— START OF Exercise data —

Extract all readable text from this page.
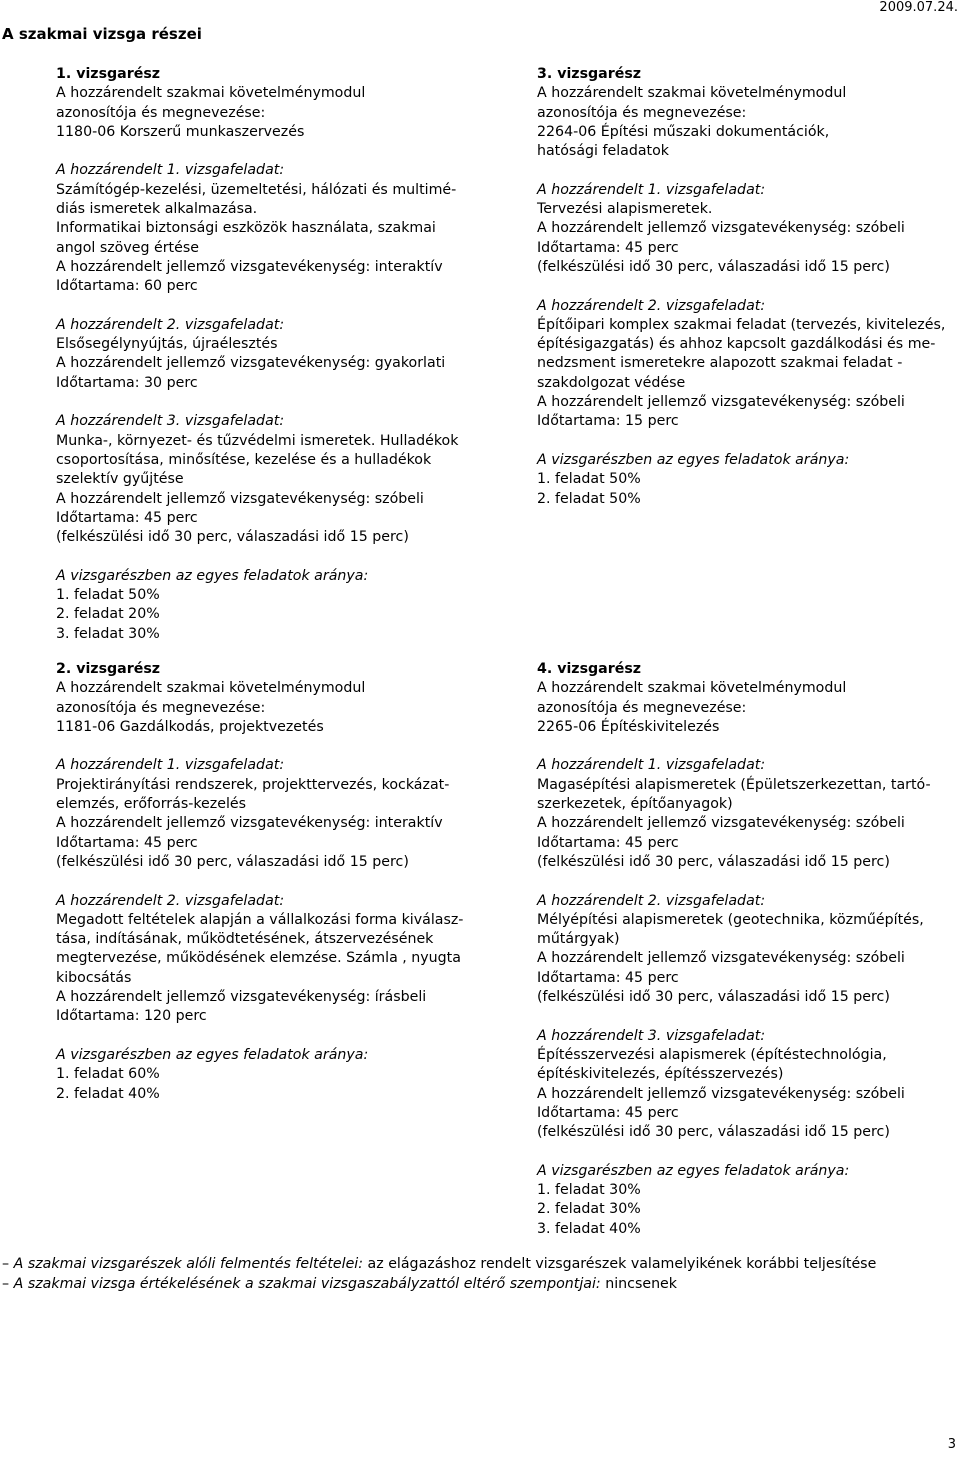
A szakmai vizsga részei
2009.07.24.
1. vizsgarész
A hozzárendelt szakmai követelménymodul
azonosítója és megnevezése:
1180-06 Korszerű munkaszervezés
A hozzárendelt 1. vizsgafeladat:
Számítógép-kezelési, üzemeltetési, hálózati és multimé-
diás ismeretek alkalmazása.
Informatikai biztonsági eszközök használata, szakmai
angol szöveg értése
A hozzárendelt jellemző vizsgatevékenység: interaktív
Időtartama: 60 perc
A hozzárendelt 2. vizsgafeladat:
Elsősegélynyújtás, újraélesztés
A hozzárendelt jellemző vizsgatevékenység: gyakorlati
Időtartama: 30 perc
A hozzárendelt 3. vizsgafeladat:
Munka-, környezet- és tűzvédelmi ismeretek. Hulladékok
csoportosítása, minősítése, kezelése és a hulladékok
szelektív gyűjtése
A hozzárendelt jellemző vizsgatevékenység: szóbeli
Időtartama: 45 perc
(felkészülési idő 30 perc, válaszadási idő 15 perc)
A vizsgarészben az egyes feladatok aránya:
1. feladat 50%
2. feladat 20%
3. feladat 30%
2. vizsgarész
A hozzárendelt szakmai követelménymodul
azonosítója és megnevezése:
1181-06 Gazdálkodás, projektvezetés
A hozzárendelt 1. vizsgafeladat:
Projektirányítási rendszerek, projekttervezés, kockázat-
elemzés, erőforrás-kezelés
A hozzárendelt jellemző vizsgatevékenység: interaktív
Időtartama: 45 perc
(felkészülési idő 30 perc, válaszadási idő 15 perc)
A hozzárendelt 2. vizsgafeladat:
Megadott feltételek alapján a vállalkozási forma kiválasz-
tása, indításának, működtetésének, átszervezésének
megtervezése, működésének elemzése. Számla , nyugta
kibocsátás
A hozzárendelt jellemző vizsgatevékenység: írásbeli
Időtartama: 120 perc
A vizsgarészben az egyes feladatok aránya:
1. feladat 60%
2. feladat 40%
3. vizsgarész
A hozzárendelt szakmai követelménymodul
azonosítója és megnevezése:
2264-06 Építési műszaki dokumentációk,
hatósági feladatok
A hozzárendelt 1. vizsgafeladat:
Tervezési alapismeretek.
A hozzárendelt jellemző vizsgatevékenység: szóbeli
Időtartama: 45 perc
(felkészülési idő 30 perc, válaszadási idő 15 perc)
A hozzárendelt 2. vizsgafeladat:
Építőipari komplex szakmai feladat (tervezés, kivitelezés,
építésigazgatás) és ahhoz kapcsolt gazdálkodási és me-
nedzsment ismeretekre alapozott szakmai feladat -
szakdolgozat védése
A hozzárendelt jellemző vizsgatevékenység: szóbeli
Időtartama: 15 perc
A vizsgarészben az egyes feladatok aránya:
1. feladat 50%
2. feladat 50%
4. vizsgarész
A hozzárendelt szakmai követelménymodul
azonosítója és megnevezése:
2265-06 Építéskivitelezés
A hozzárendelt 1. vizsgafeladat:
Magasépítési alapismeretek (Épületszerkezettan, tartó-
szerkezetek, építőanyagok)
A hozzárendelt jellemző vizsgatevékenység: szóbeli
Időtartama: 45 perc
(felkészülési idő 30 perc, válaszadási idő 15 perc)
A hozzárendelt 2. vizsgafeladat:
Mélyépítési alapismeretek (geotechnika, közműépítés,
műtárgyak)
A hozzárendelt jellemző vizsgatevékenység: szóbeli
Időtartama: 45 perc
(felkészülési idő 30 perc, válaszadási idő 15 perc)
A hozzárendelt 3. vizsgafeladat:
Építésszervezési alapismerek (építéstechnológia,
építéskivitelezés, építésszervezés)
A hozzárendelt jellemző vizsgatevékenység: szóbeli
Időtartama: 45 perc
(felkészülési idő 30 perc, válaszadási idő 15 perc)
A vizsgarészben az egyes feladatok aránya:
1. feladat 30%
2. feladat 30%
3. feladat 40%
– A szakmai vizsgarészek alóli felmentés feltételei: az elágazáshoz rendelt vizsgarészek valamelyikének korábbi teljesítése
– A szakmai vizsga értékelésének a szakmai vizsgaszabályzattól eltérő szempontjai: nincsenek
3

— END OF Exercise data —

* **Task to complete**:
Do not include the images; transcribe the rest of the listing exactly.

* **Complete output**:
Extract all readable text from this page.
A szakmai vizsga részei
2009.07.24.
1. vizsgarész
A hozzárendelt szakmai követelménymodul
azonosítója és megnevezése:
1180-06 Korszerű munkaszervezés
A hozzárendelt 1. vizsgafeladat:
Számítógép-kezelési, üzemeltetési, hálózati és multimé-
diás ismeretek alkalmazása.
Informatikai biztonsági eszközök használata, szakmai
angol szöveg értése
A hozzárendelt jellemző vizsgatevékenység: interaktív
Időtartama: 60 perc
A hozzárendelt 2. vizsgafeladat:
Elsősegélynyújtás, újraélesztés
A hozzárendelt jellemző vizsgatevékenység: gyakorlati
Időtartama: 30 perc
A hozzárendelt 3. vizsgafeladat:
Munka-, környezet- és tűzvédelmi ismeretek. Hulladékok
csoportosítása, minősítése, kezelése és a hulladékok
szelektív gyűjtése
A hozzárendelt jellemző vizsgatevékenység: szóbeli
Időtartama: 45 perc
(felkészülési idő 30 perc, válaszadási idő 15 perc)
A vizsgarészben az egyes feladatok aránya:
1. feladat 50%
2. feladat 20%
3. feladat 30%
2. vizsgarész
A hozzárendelt szakmai követelménymodul
azonosítója és megnevezése:
1181-06 Gazdálkodás, projektvezetés
A hozzárendelt 1. vizsgafeladat:
Projektirányítási rendszerek, projekttervezés, kockázat-
elemzés, erőforrás-kezelés
A hozzárendelt jellemző vizsgatevékenység: interaktív
Időtartama: 45 perc
(felkészülési idő 30 perc, válaszadási idő 15 perc)
A hozzárendelt 2. vizsgafeladat:
Megadott feltételek alapján a vállalkozási forma kiválasz-
tása, indításának, működtetésének, átszervezésének
megtervezése, működésének elemzése. Számla , nyugta
kibocsátás
A hozzárendelt jellemző vizsgatevékenység: írásbeli
Időtartama: 120 perc
A vizsgarészben az egyes feladatok aránya:
1. feladat 60%
2. feladat 40%
3. vizsgarész
A hozzárendelt szakmai követelménymodul
azonosítója és megnevezése:
2264-06 Építési műszaki dokumentációk,
hatósági feladatok
A hozzárendelt 1. vizsgafeladat:
Tervezési alapismeretek.
A hozzárendelt jellemző vizsgatevékenység: szóbeli
Időtartama: 45 perc
(felkészülési idő 30 perc, válaszadási idő 15 perc)
A hozzárendelt 2. vizsgafeladat:
Építőipari komplex szakmai feladat (tervezés, kivitelezés,
építésigazgatás) és ahhoz kapcsolt gazdálkodási és me-
nedzsment ismeretekre alapozott szakmai feladat -
szakdolgozat védése
A hozzárendelt jellemző vizsgatevékenység: szóbeli
Időtartama: 15 perc
A vizsgarészben az egyes feladatok aránya:
1. feladat 50%
2. feladat 50%
4. vizsgarész
A hozzárendelt szakmai követelménymodul
azonosítója és megnevezése:
2265-06 Építéskivitelezés
A hozzárendelt 1. vizsgafeladat:
Magasépítési alapismeretek (Épületszerkezettan, tartó-
szerkezetek, építőanyagok)
A hozzárendelt jellemző vizsgatevékenység: szóbeli
Időtartama: 45 perc
(felkészülési idő 30 perc, válaszadási idő 15 perc)
A hozzárendelt 2. vizsgafeladat:
Mélyépítési alapismeretek (geotechnika, közműépítés,
műtárgyak)
A hozzárendelt jellemző vizsgatevékenység: szóbeli
Időtartama: 45 perc
(felkészülési idő 30 perc, válaszadási idő 15 perc)
A hozzárendelt 3. vizsgafeladat:
Építésszervezési alapismerek (építéstechnológia,
építéskivitelezés, építésszervezés)
A hozzárendelt jellemző vizsgatevékenység: szóbeli
Időtartama: 45 perc
(felkészülési idő 30 perc, válaszadási idő 15 perc)
A vizsgarészben az egyes feladatok aránya:
1. feladat 30%
2. feladat 30%
3. feladat 40%
– A szakmai vizsgarészek alóli felmentés feltételei: az elágazáshoz rendelt vizsgarészek valamelyikének korábbi teljesítése
– A szakmai vizsga értékelésének a szakmai vizsgaszabályzattól eltérő szempontjai: nincsenek
3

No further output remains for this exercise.